The problem: Pick out and copy each line of the records below that contains the string "FcTables".

Material supplied:
________

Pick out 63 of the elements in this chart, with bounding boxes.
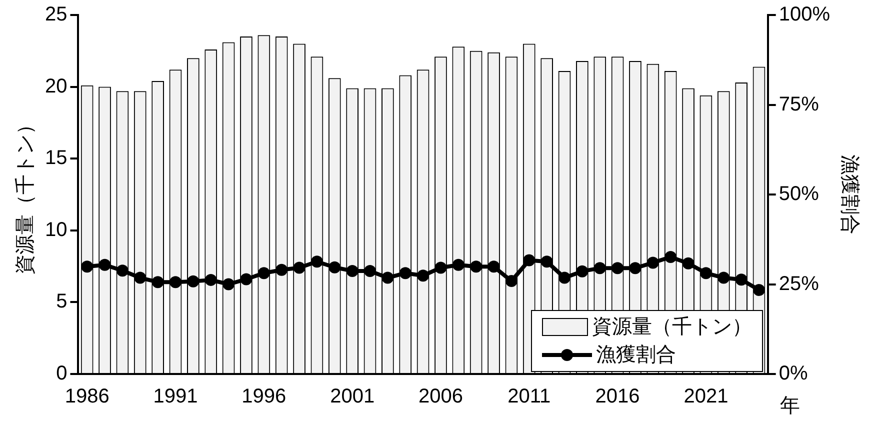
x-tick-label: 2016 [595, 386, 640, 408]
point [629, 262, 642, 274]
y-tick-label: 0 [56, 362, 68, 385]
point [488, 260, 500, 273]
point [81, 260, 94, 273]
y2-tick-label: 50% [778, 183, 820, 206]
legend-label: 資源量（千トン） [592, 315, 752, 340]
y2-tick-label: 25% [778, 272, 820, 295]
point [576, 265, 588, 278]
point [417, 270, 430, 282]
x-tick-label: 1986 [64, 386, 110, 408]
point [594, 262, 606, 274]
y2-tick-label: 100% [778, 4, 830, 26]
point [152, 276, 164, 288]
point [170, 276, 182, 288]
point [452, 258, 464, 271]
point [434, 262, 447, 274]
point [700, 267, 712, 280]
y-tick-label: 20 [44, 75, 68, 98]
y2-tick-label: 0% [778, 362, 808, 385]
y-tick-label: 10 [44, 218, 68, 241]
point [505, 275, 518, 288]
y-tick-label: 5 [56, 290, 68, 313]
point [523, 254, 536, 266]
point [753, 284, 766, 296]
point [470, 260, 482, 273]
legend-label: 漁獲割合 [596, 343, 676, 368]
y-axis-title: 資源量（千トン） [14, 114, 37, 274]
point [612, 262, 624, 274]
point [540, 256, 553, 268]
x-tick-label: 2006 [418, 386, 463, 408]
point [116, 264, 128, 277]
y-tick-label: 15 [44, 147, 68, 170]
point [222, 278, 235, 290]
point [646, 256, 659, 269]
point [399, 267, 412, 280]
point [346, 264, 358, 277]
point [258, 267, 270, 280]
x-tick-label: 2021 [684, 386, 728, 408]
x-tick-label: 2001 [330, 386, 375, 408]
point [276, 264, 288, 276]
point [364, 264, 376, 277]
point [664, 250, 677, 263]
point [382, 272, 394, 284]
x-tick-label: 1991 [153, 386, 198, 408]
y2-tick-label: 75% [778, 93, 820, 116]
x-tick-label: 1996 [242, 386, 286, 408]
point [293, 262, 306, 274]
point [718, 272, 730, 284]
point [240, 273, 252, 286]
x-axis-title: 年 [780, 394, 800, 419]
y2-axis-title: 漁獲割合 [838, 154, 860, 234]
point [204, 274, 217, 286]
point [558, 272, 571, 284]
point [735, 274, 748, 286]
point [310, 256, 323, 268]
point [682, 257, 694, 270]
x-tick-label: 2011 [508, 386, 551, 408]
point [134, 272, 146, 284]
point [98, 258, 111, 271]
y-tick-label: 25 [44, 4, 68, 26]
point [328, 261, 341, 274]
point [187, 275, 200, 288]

________

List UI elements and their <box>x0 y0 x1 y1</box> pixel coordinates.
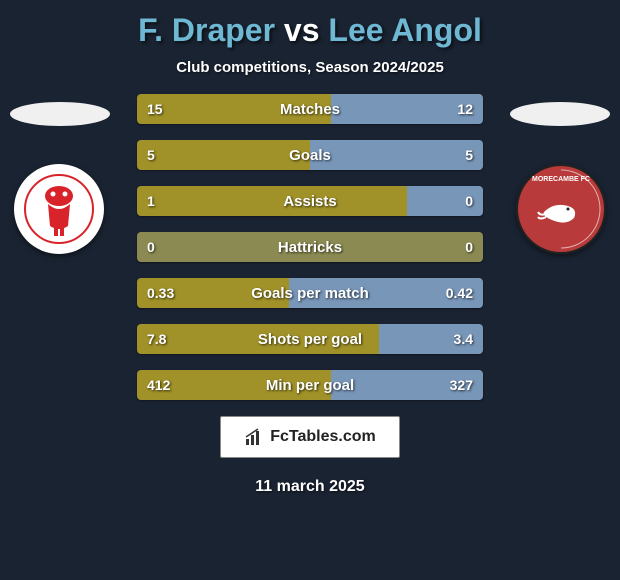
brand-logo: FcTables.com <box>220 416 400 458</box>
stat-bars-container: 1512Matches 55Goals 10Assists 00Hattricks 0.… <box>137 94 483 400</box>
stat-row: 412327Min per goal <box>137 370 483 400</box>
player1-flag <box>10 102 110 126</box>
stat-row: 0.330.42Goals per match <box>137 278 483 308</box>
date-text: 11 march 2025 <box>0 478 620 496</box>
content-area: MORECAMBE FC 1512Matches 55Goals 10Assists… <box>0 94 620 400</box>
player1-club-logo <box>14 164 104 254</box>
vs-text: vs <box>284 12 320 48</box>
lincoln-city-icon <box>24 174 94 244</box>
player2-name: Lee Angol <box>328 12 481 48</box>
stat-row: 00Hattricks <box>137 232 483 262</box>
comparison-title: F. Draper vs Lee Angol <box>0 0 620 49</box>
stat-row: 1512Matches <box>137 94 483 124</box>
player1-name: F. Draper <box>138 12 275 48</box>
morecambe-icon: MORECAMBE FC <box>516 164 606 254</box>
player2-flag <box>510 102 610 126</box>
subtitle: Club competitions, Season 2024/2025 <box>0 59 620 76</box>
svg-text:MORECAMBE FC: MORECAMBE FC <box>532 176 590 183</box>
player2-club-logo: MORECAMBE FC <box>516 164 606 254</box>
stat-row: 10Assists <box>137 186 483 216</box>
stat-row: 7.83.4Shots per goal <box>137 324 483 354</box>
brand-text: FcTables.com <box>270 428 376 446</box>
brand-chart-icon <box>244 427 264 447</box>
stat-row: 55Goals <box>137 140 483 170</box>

________

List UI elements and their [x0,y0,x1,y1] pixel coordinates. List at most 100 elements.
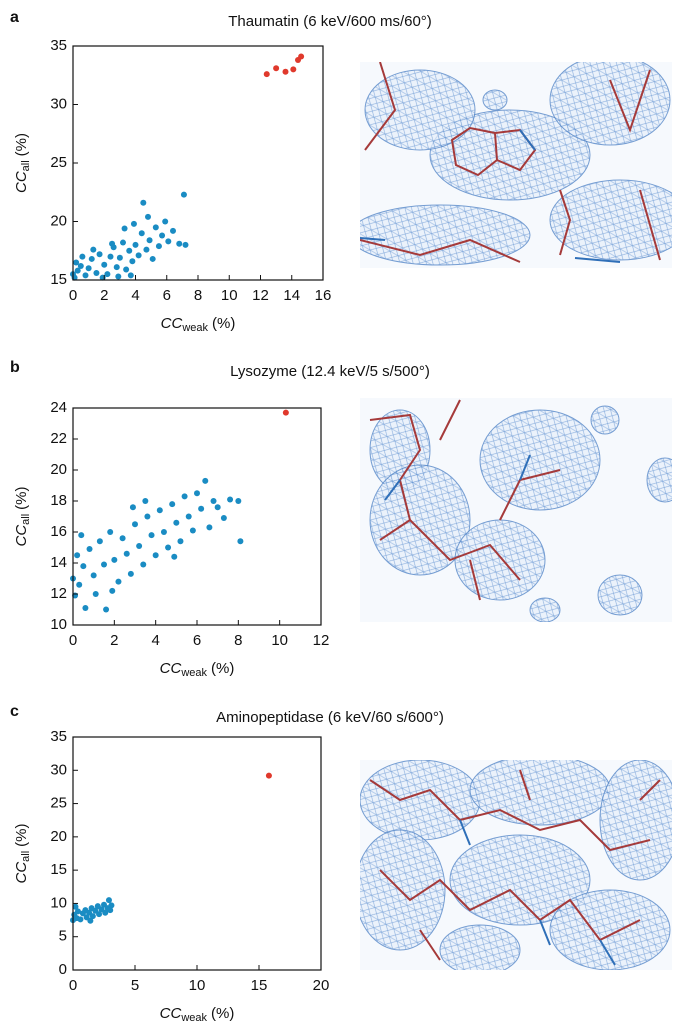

________

Worked solution:
brand-logo: FcTables.com <box>220 416 400 458</box>
brand-text: FcTables.com <box>270 428 376 446</box>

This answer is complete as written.